= REQUEST =
Copy out each line in the material below that has the word "JSON".

= PROVIDED INFORMATION =
>> begin

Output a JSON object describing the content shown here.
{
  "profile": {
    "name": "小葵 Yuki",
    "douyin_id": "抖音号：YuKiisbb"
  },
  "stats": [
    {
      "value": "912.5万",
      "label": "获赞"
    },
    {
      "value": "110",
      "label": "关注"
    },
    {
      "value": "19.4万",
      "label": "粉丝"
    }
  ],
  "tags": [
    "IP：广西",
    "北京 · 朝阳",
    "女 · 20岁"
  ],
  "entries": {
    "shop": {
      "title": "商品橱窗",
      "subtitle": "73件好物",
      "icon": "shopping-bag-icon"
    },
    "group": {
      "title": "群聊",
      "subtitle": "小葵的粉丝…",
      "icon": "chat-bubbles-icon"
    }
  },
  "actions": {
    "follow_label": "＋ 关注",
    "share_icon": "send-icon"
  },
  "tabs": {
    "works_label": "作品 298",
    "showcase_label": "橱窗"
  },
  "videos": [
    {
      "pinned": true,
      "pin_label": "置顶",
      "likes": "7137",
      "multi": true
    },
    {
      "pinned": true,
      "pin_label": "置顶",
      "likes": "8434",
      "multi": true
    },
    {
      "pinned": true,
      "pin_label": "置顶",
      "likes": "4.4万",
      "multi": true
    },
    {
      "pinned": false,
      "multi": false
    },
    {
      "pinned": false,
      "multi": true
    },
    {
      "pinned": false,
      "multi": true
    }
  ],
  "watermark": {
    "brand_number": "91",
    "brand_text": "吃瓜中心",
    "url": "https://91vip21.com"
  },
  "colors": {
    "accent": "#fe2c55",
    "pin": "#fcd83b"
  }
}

>> end
>> begin

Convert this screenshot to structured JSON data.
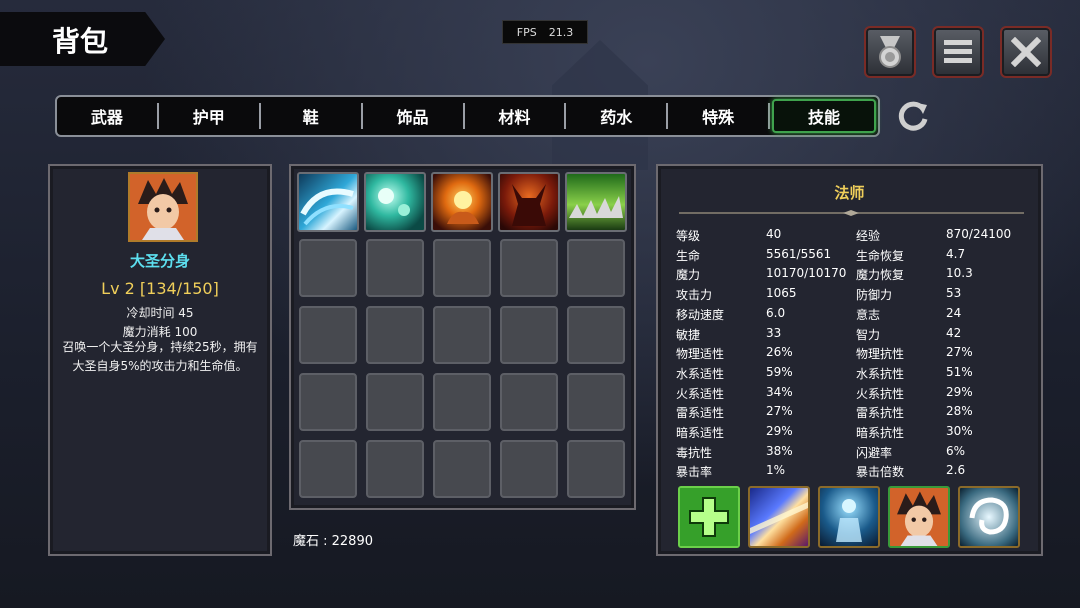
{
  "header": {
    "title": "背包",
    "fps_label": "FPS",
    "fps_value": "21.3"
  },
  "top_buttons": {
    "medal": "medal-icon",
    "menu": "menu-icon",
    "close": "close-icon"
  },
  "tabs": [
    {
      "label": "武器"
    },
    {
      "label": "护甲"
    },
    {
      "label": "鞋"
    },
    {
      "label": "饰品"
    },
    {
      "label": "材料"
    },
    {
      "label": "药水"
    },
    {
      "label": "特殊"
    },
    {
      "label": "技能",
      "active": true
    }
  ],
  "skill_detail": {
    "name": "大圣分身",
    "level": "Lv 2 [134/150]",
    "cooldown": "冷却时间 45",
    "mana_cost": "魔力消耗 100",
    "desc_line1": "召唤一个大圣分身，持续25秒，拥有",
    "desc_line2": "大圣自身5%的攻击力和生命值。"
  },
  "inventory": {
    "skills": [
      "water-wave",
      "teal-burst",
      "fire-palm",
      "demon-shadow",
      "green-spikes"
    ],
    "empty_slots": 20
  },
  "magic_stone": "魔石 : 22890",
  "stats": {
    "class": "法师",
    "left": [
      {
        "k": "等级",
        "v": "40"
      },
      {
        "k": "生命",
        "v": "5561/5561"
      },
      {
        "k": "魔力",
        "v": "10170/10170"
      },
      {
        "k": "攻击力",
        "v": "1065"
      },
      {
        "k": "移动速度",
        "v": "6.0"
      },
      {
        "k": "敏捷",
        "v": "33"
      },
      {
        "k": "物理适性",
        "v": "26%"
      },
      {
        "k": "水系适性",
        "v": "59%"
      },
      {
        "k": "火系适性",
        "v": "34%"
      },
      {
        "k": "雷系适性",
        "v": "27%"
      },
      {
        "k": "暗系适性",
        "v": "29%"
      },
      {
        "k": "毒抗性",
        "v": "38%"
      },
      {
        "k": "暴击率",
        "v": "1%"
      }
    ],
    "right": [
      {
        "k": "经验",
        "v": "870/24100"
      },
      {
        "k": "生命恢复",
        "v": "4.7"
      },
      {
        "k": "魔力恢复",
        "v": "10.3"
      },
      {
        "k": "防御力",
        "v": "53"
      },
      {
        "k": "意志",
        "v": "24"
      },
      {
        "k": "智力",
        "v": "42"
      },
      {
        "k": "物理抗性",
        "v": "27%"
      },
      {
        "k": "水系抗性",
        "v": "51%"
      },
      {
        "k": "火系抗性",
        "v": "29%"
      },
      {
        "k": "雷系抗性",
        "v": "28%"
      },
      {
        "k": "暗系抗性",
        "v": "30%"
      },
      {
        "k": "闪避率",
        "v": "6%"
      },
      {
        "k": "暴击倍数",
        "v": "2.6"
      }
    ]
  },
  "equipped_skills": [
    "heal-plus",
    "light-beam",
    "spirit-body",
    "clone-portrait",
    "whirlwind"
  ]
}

>> end
>> begin

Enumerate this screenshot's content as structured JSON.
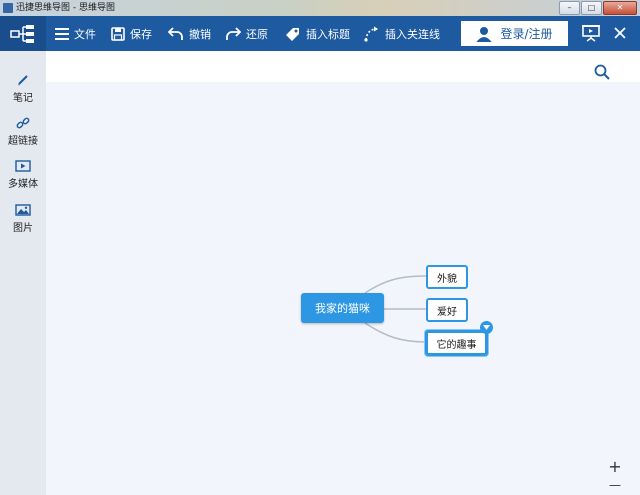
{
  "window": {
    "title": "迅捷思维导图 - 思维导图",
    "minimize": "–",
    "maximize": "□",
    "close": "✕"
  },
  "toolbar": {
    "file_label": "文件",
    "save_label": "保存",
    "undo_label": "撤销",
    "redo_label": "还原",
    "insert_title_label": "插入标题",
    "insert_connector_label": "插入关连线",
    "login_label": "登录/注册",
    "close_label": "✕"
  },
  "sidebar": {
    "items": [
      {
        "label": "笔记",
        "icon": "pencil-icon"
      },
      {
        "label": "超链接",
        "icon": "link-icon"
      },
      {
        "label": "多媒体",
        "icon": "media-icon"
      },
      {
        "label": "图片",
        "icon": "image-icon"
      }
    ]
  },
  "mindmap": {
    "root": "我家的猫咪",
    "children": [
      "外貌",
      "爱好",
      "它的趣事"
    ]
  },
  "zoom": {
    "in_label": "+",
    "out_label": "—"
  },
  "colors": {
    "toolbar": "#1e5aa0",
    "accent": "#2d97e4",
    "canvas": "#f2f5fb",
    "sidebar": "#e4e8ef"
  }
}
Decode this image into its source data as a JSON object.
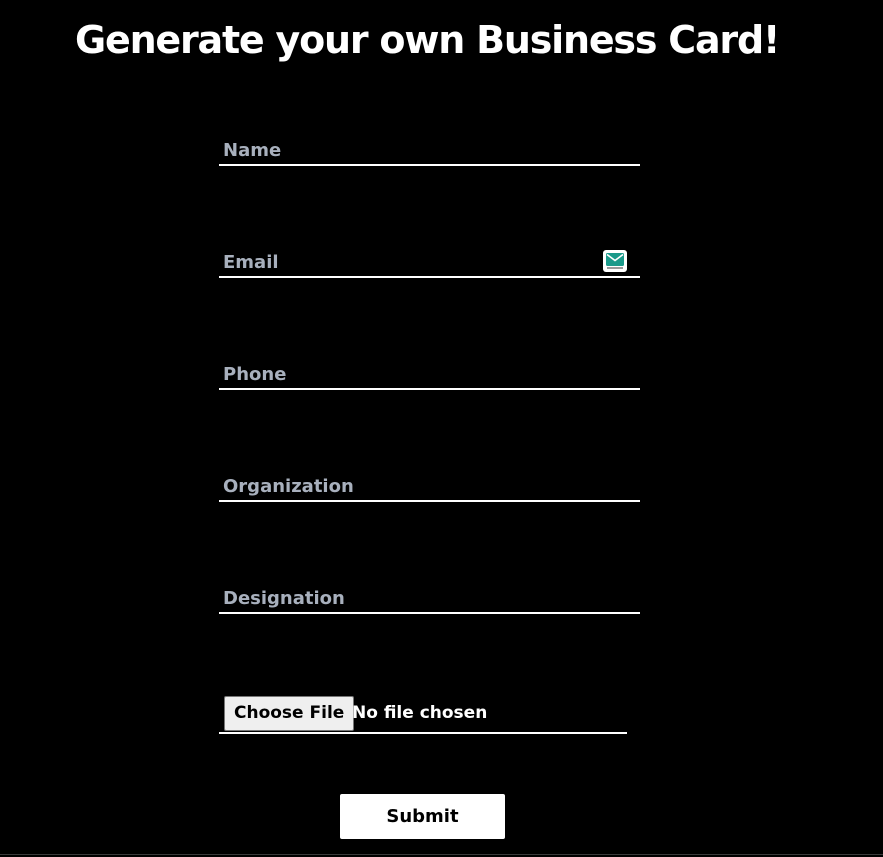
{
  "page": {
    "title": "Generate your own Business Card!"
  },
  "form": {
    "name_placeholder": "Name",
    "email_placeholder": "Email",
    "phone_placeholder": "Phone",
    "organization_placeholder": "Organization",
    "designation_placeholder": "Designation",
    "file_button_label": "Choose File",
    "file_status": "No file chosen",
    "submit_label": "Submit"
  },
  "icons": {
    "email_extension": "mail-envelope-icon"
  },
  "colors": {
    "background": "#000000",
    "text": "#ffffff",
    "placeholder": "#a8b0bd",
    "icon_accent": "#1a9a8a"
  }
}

>> end

= OUTPUT OF THE EXERCISE =
Output a JSON object describing the content shown here.
Convert this screenshot to structured JSON data.
Enumerate this screenshot's content as structured JSON.
Decode this image into its source data as a JSON object.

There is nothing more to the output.